__Extracted data__:
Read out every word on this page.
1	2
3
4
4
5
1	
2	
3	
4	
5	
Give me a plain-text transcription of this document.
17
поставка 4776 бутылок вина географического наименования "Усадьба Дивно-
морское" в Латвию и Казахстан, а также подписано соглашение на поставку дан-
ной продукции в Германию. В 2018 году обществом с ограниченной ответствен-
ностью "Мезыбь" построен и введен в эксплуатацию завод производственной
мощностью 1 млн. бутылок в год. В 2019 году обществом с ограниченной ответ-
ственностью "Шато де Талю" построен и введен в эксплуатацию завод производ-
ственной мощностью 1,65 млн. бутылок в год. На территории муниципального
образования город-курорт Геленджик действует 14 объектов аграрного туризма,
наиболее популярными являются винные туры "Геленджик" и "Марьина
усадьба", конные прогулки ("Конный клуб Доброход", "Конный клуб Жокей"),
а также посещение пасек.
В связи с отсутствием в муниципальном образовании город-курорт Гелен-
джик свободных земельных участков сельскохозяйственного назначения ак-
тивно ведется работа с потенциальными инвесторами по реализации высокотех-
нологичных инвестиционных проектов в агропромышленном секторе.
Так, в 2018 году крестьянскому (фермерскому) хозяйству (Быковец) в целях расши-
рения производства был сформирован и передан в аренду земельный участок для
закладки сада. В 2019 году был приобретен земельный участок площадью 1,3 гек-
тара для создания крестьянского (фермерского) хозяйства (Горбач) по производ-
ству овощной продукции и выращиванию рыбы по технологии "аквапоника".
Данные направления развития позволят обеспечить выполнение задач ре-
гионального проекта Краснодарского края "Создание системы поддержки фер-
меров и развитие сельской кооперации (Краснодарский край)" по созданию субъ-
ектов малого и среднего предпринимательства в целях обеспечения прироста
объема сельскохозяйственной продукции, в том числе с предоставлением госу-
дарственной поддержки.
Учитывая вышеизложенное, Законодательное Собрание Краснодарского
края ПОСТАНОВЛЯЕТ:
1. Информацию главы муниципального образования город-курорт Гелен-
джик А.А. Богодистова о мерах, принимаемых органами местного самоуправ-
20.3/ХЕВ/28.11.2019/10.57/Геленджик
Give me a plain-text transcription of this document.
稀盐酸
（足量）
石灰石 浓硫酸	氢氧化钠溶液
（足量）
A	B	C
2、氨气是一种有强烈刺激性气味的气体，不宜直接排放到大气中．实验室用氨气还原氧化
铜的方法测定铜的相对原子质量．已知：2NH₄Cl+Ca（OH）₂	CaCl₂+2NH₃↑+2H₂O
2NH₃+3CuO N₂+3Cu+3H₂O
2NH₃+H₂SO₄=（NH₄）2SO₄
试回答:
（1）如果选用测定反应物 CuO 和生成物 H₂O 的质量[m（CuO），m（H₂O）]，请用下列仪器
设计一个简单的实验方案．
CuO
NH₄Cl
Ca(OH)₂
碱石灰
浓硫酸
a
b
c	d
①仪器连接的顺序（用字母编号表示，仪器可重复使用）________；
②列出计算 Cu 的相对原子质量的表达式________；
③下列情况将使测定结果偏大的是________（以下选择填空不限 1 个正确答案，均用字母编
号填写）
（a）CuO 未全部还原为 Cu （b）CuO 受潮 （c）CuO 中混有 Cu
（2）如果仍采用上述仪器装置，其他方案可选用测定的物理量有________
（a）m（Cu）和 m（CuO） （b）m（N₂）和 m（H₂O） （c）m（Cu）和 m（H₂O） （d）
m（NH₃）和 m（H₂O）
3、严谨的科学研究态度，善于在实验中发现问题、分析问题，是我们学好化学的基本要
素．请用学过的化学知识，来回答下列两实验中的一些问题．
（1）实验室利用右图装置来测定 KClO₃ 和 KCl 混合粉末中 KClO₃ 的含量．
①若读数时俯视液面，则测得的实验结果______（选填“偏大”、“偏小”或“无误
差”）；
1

__Do this__: Every line containing the string "муниципального" must be listed.

__Solution__:
ственной мощностью 1,65 млн. бутылок в год. На территории муниципального
1. Информацию главы муниципального образования город-курорт Гелен-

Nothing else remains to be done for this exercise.